start Records shown

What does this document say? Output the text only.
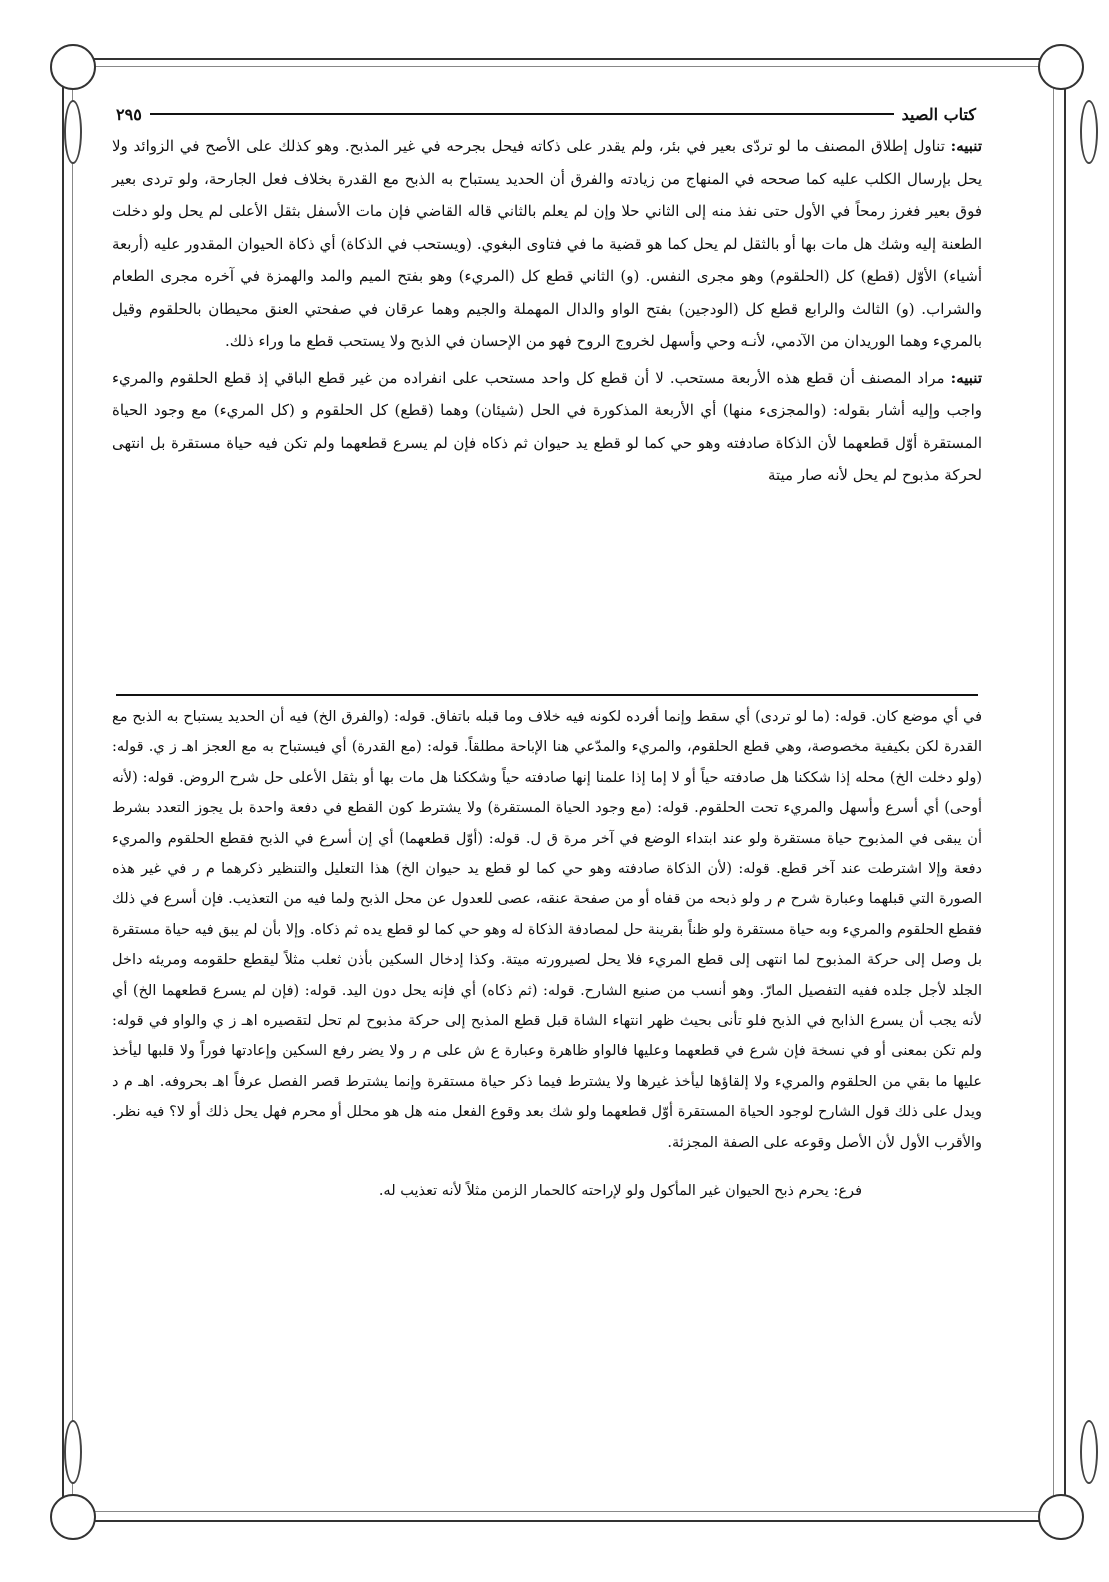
كتاب الصيد
٢٩٥

تنبيه: تناول إطلاق المصنف ما لو تردّى بعير في بئر، ولم يقدر على ذكاته فيحل بجرحه في غير المذبح. وهو كذلك على الأصح في الزوائد ولا يحل بإرسال الكلب عليه كما صححه في المنهاج من زيادته والفرق أن الحديد يستباح به الذبح مع القدرة بخلاف فعل الجارحة، ولو تردى بعير فوق بعير فغرز رمحاً في الأول حتى نفذ منه إلى الثاني حلا وإن لم يعلم بالثاني قاله القاضي فإن مات الأسفل بثقل الأعلى لم يحل ولو دخلت الطعنة إليه وشك هل مات بها أو بالثقل لم يحل كما هو قضية ما في فتاوى البغوي. (ويستحب في الذكاة) أي ذكاة الحيوان المقدور عليه (أربعة أشياء) الأوّل (قطع) كل (الحلقوم) وهو مجرى النفس. (و) الثاني قطع كل (المريء) وهو بفتح الميم والمد والهمزة في آخره مجرى الطعام والشراب. (و) الثالث والرابع قطع كل (الودجين) بفتح الواو والدال المهملة والجيم وهما عرقان في صفحتي العنق محيطان بالحلقوم وقيل بالمريء وهما الوريدان من الآدمي، لأنـه وحي وأسهل لخروج الروح فهو من الإحسان في الذبح ولا يستحب قطع ما وراء ذلك.

تنبيه: مراد المصنف أن قطع هذه الأربعة مستحب. لا أن قطع كل واحد مستحب على انفراده من غير قطع الباقي إذ قطع الحلقوم والمريء واجب وإليه أشار بقوله: (والمجزىء منها) أي الأربعة المذكورة في الحل (شيئان) وهما (قطع) كل الحلقوم و (كل المريء) مع وجود الحياة المستقرة أوّل قطعهما لأن الذكاة صادفته وهو حي كما لو قطع يد حيوان ثم ذكاه فإن لم يسرع قطعهما ولم تكن فيه حياة مستقرة بل انتهى لحركة مذبوح لم يحل لأنه صار ميتة

في أي موضع كان. قوله: (ما لو تردى) أي سقط وإنما أفرده لكونه فيه خلاف وما قبله باتفاق. قوله: (والفرق الخ) فيه أن الحديد يستباح به الذبح مع القدرة لكن بكيفية مخصوصة، وهي قطع الحلقوم، والمريء والمدّعي هنا الإباحة مطلقاً. قوله: (مع القدرة) أي فيستباح به مع العجز اهـ ز ي. قوله: (ولو دخلت الخ) محله إذا شككنا هل صادفته حياً أو لا إما إذا علمنا إنها صادفته حياً وشككنا هل مات بها أو بثقل الأعلى حل شرح الروض. قوله: (لأنه أوحى) أي أسرع وأسهل والمريء تحت الحلقوم. قوله: (مع وجود الحياة المستقرة) ولا يشترط كون القطع في دفعة واحدة بل يجوز التعدد بشرط أن يبقى في المذبوح حياة مستقرة ولو عند ابتداء الوضع في آخر مرة ق ل. قوله: (أوّل قطعهما) أي إن أسرع في الذبح فقطع الحلقوم والمريء دفعة وإلا اشترطت عند آخر قطع. قوله: (لأن الذكاة صادفته وهو حي كما لو قطع يد حيوان الخ) هذا التعليل والتنظير ذكرهما م ر في غير هذه الصورة التي قبلهما وعبارة شرح م ر ولو ذبحه من قفاه أو من صفحة عنقه، عصى للعدول عن محل الذبح ولما فيه من التعذيب. فإن أسرع في ذلك فقطع الحلقوم والمريء وبه حياة مستقرة ولو ظناً بقرينة حل لمصادفة الذكاة له وهو حي كما لو قطع يده ثم ذكاه. وإلا بأن لم يبق فيه حياة مستقرة بل وصل إلى حركة المذبوح لما انتهى إلى قطع المريء فلا يحل لصيرورته ميتة. وكذا إدخال السكين بأذن ثعلب مثلاً ليقطع حلقومه ومريئه داخل الجلد لأجل جلده ففيه التفصيل المارّ. وهو أنسب من صنيع الشارح. قوله: (ثم ذكاه) أي فإنه يحل دون اليد. قوله: (فإن لم يسرع قطعهما الخ) أي لأنه يجب أن يسرع الذابح في الذبح فلو تأنى بحيث ظهر انتهاء الشاة قبل قطع المذبح إلى حركة مذبوح لم تحل لتقصيره اهـ ز ي والواو في قوله: ولم تكن بمعنى أو في نسخة فإن شرع في قطعهما وعليها فالواو ظاهرة وعبارة ع ش على م ر ولا يضر رفع السكين وإعادتها فوراً ولا قلبها ليأخذ عليها ما بقي من الحلقوم والمريء ولا إلقاؤها ليأخذ غيرها ولا يشترط فيما ذكر حياة مستقرة وإنما يشترط قصر الفصل عرفاً اهـ بحروفه. اهـ م د ويدل على ذلك قول الشارح لوجود الحياة المستقرة أوّل قطعهما ولو شك بعد وقوع الفعل منه هل هو محلل أو محرم فهل يحل ذلك أو لا؟ فيه نظر. والأقرب الأول لأن الأصل وقوعه على الصفة المجزئة.

فرع: يحرم ذبح الحيوان غير المأكول ولو لإراحته كالحمار الزمن مثلاً لأنه تعذيب له.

end Records shown

__Problem to work on__
Replicate the material above verbatim; images stay out of the copy.

__Exercise answer__
What does this document say? Output the text only.
كتاب الصيد
٢٩٥

تنبيه: تناول إطلاق المصنف ما لو تردّى بعير في بئر، ولم يقدر على ذكاته فيحل بجرحه في غير المذبح. وهو كذلك على الأصح في الزوائد ولا يحل بإرسال الكلب عليه كما صححه في المنهاج من زيادته والفرق أن الحديد يستباح به الذبح مع القدرة بخلاف فعل الجارحة، ولو تردى بعير فوق بعير فغرز رمحاً في الأول حتى نفذ منه إلى الثاني حلا وإن لم يعلم بالثاني قاله القاضي فإن مات الأسفل بثقل الأعلى لم يحل ولو دخلت الطعنة إليه وشك هل مات بها أو بالثقل لم يحل كما هو قضية ما في فتاوى البغوي. (ويستحب في الذكاة) أي ذكاة الحيوان المقدور عليه (أربعة أشياء) الأوّل (قطع) كل (الحلقوم) وهو مجرى النفس. (و) الثاني قطع كل (المريء) وهو بفتح الميم والمد والهمزة في آخره مجرى الطعام والشراب. (و) الثالث والرابع قطع كل (الودجين) بفتح الواو والدال المهملة والجيم وهما عرقان في صفحتي العنق محيطان بالحلقوم وقيل بالمريء وهما الوريدان من الآدمي، لأنـه وحي وأسهل لخروج الروح فهو من الإحسان في الذبح ولا يستحب قطع ما وراء ذلك.

تنبيه: مراد المصنف أن قطع هذه الأربعة مستحب. لا أن قطع كل واحد مستحب على انفراده من غير قطع الباقي إذ قطع الحلقوم والمريء واجب وإليه أشار بقوله: (والمجزىء منها) أي الأربعة المذكورة في الحل (شيئان) وهما (قطع) كل الحلقوم و (كل المريء) مع وجود الحياة المستقرة أوّل قطعهما لأن الذكاة صادفته وهو حي كما لو قطع يد حيوان ثم ذكاه فإن لم يسرع قطعهما ولم تكن فيه حياة مستقرة بل انتهى لحركة مذبوح لم يحل لأنه صار ميتة

في أي موضع كان. قوله: (ما لو تردى) أي سقط وإنما أفرده لكونه فيه خلاف وما قبله باتفاق. قوله: (والفرق الخ) فيه أن الحديد يستباح به الذبح مع القدرة لكن بكيفية مخصوصة، وهي قطع الحلقوم، والمريء والمدّعي هنا الإباحة مطلقاً. قوله: (مع القدرة) أي فيستباح به مع العجز اهـ ز ي. قوله: (ولو دخلت الخ) محله إذا شككنا هل صادفته حياً أو لا إما إذا علمنا إنها صادفته حياً وشككنا هل مات بها أو بثقل الأعلى حل شرح الروض. قوله: (لأنه أوحى) أي أسرع وأسهل والمريء تحت الحلقوم. قوله: (مع وجود الحياة المستقرة) ولا يشترط كون القطع في دفعة واحدة بل يجوز التعدد بشرط أن يبقى في المذبوح حياة مستقرة ولو عند ابتداء الوضع في آخر مرة ق ل. قوله: (أوّل قطعهما) أي إن أسرع في الذبح فقطع الحلقوم والمريء دفعة وإلا اشترطت عند آخر قطع. قوله: (لأن الذكاة صادفته وهو حي كما لو قطع يد حيوان الخ) هذا التعليل والتنظير ذكرهما م ر في غير هذه الصورة التي قبلهما وعبارة شرح م ر ولو ذبحه من قفاه أو من صفحة عنقه، عصى للعدول عن محل الذبح ولما فيه من التعذيب. فإن أسرع في ذلك فقطع الحلقوم والمريء وبه حياة مستقرة ولو ظناً بقرينة حل لمصادفة الذكاة له وهو حي كما لو قطع يده ثم ذكاه. وإلا بأن لم يبق فيه حياة مستقرة بل وصل إلى حركة المذبوح لما انتهى إلى قطع المريء فلا يحل لصيرورته ميتة. وكذا إدخال السكين بأذن ثعلب مثلاً ليقطع حلقومه ومريئه داخل الجلد لأجل جلده ففيه التفصيل المارّ. وهو أنسب من صنيع الشارح. قوله: (ثم ذكاه) أي فإنه يحل دون اليد. قوله: (فإن لم يسرع قطعهما الخ) أي لأنه يجب أن يسرع الذابح في الذبح فلو تأنى بحيث ظهر انتهاء الشاة قبل قطع المذبح إلى حركة مذبوح لم تحل لتقصيره اهـ ز ي والواو في قوله: ولم تكن بمعنى أو في نسخة فإن شرع في قطعهما وعليها فالواو ظاهرة وعبارة ع ش على م ر ولا يضر رفع السكين وإعادتها فوراً ولا قلبها ليأخذ عليها ما بقي من الحلقوم والمريء ولا إلقاؤها ليأخذ غيرها ولا يشترط فيما ذكر حياة مستقرة وإنما يشترط قصر الفصل عرفاً اهـ بحروفه. اهـ م د ويدل على ذلك قول الشارح لوجود الحياة المستقرة أوّل قطعهما ولو شك بعد وقوع الفعل منه هل هو محلل أو محرم فهل يحل ذلك أو لا؟ فيه نظر. والأقرب الأول لأن الأصل وقوعه على الصفة المجزئة.

فرع: يحرم ذبح الحيوان غير المأكول ولو لإراحته كالحمار الزمن مثلاً لأنه تعذيب له.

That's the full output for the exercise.